----- Provided data
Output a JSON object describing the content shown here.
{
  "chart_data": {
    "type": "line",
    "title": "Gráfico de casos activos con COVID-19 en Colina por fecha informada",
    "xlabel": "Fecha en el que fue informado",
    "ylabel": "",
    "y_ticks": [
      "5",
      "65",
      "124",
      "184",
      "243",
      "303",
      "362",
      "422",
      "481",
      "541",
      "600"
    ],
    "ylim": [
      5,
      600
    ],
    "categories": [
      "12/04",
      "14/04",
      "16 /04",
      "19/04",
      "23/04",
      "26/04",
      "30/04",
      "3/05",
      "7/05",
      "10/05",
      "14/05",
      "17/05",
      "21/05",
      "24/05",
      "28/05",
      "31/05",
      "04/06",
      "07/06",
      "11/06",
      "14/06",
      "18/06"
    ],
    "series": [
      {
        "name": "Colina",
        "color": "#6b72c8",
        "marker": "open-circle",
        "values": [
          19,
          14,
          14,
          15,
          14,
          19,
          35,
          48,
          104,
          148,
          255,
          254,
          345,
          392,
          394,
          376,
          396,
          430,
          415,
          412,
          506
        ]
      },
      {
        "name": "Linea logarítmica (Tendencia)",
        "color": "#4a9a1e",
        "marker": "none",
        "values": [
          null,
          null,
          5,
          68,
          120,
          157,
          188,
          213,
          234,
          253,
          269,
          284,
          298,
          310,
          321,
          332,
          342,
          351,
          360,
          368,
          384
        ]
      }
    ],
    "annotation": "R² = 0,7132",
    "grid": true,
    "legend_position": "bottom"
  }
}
----------
→ Set exercise: Repeat each record exactly, leaving nothing out.

→ Completed task:
Output a JSON object describing the content shown here.
{
  "chart_data": {
    "type": "line",
    "title": "Gráfico de casos activos con COVID-19 en Colina por fecha informada",
    "xlabel": "Fecha en el que fue informado",
    "ylabel": "",
    "y_ticks": [
      "5",
      "65",
      "124",
      "184",
      "243",
      "303",
      "362",
      "422",
      "481",
      "541",
      "600"
    ],
    "ylim": [
      5,
      600
    ],
    "categories": [
      "12/04",
      "14/04",
      "16 /04",
      "19/04",
      "23/04",
      "26/04",
      "30/04",
      "3/05",
      "7/05",
      "10/05",
      "14/05",
      "17/05",
      "21/05",
      "24/05",
      "28/05",
      "31/05",
      "04/06",
      "07/06",
      "11/06",
      "14/06",
      "18/06"
    ],
    "series": [
      {
        "name": "Colina",
        "color": "#6b72c8",
        "marker": "open-circle",
        "values": [
          19,
          14,
          14,
          15,
          14,
          19,
          35,
          48,
          104,
          148,
          255,
          254,
          345,
          392,
          394,
          376,
          396,
          430,
          415,
          412,
          506
        ]
      },
      {
        "name": "Linea logarítmica (Tendencia)",
        "color": "#4a9a1e",
        "marker": "none",
        "values": [
          null,
          null,
          5,
          68,
          120,
          157,
          188,
          213,
          234,
          253,
          269,
          284,
          298,
          310,
          321,
          332,
          342,
          351,
          360,
          368,
          384
        ]
      }
    ],
    "annotation": "R² = 0,7132",
    "grid": true,
    "legend_position": "bottom"
  }
}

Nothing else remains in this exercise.